Your instructions: Keep the pictures out and restate every record exactly.

※

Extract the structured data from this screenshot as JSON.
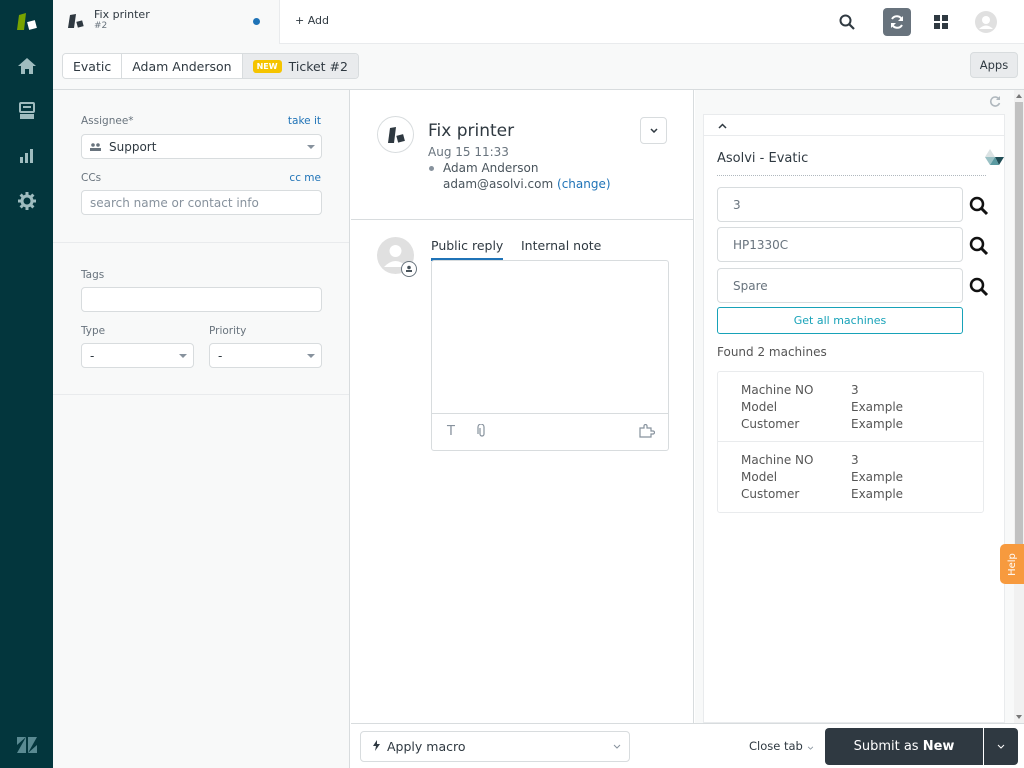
{
  "nav": {
    "items": [
      "home-icon",
      "views-icon",
      "reporting-icon",
      "admin-gear-icon"
    ]
  },
  "topbar": {
    "tab_title": "Fix printer",
    "tab_subtitle": "#2",
    "add_label": "Add"
  },
  "breadcrumb": {
    "items": [
      "Evatic",
      "Adam Anderson",
      "Ticket #2"
    ],
    "badge": "NEW"
  },
  "apps_label": "Apps",
  "left": {
    "assignee_label": "Assignee*",
    "take_it": "take it",
    "assignee_value": "Support",
    "ccs_label": "CCs",
    "cc_me": "cc me",
    "ccs_placeholder": "search name or contact info",
    "tags_label": "Tags",
    "type_label": "Type",
    "type_value": "-",
    "priority_label": "Priority",
    "priority_value": "-"
  },
  "ticket": {
    "title": "Fix printer",
    "date": "Aug 15 11:33",
    "requester": "Adam Anderson",
    "email": "adam@asolvi.com",
    "change": "(change)"
  },
  "reply": {
    "tabs": [
      "Public reply",
      "Internal note"
    ],
    "active_tab": "Public reply"
  },
  "evatic": {
    "title": "Asolvi - Evatic",
    "inputs": [
      "3",
      "HP1330C",
      "Spare"
    ],
    "get_all": "Get all machines",
    "found": "Found 2 machines",
    "machines": [
      {
        "labels": [
          "Machine NO",
          "Model",
          "Customer"
        ],
        "values": [
          "3",
          "Example",
          "Example"
        ]
      },
      {
        "labels": [
          "Machine NO",
          "Model",
          "Customer"
        ],
        "values": [
          "3",
          "Example",
          "Example"
        ]
      }
    ]
  },
  "help_label": "Help",
  "bottom": {
    "macro": "Apply macro",
    "close_tab": "Close tab",
    "submit_prefix": "Submit as ",
    "submit_status": "New"
  },
  "colors": {
    "nav_bg": "#03363d",
    "accent": "#1f73b7",
    "new_badge": "#f5c400",
    "submit_bg": "#2f3941",
    "evatic_teal": "#17a2b8",
    "help": "#f79a3e"
  }
}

※

Exercise output:
Extract the structured data from this screenshot as JSON.
{
  "nav": {
    "items": [
      "home-icon",
      "views-icon",
      "reporting-icon",
      "admin-gear-icon"
    ]
  },
  "topbar": {
    "tab_title": "Fix printer",
    "tab_subtitle": "#2",
    "add_label": "Add"
  },
  "breadcrumb": {
    "items": [
      "Evatic",
      "Adam Anderson",
      "Ticket #2"
    ],
    "badge": "NEW"
  },
  "apps_label": "Apps",
  "left": {
    "assignee_label": "Assignee*",
    "take_it": "take it",
    "assignee_value": "Support",
    "ccs_label": "CCs",
    "cc_me": "cc me",
    "ccs_placeholder": "search name or contact info",
    "tags_label": "Tags",
    "type_label": "Type",
    "type_value": "-",
    "priority_label": "Priority",
    "priority_value": "-"
  },
  "ticket": {
    "title": "Fix printer",
    "date": "Aug 15 11:33",
    "requester": "Adam Anderson",
    "email": "adam@asolvi.com",
    "change": "(change)"
  },
  "reply": {
    "tabs": [
      "Public reply",
      "Internal note"
    ],
    "active_tab": "Public reply"
  },
  "evatic": {
    "title": "Asolvi - Evatic",
    "inputs": [
      "3",
      "HP1330C",
      "Spare"
    ],
    "get_all": "Get all machines",
    "found": "Found 2 machines",
    "machines": [
      {
        "labels": [
          "Machine NO",
          "Model",
          "Customer"
        ],
        "values": [
          "3",
          "Example",
          "Example"
        ]
      },
      {
        "labels": [
          "Machine NO",
          "Model",
          "Customer"
        ],
        "values": [
          "3",
          "Example",
          "Example"
        ]
      }
    ]
  },
  "help_label": "Help",
  "bottom": {
    "macro": "Apply macro",
    "close_tab": "Close tab",
    "submit_prefix": "Submit as ",
    "submit_status": "New"
  },
  "colors": {
    "nav_bg": "#03363d",
    "accent": "#1f73b7",
    "new_badge": "#f5c400",
    "submit_bg": "#2f3941",
    "evatic_teal": "#17a2b8",
    "help": "#f79a3e"
  }
}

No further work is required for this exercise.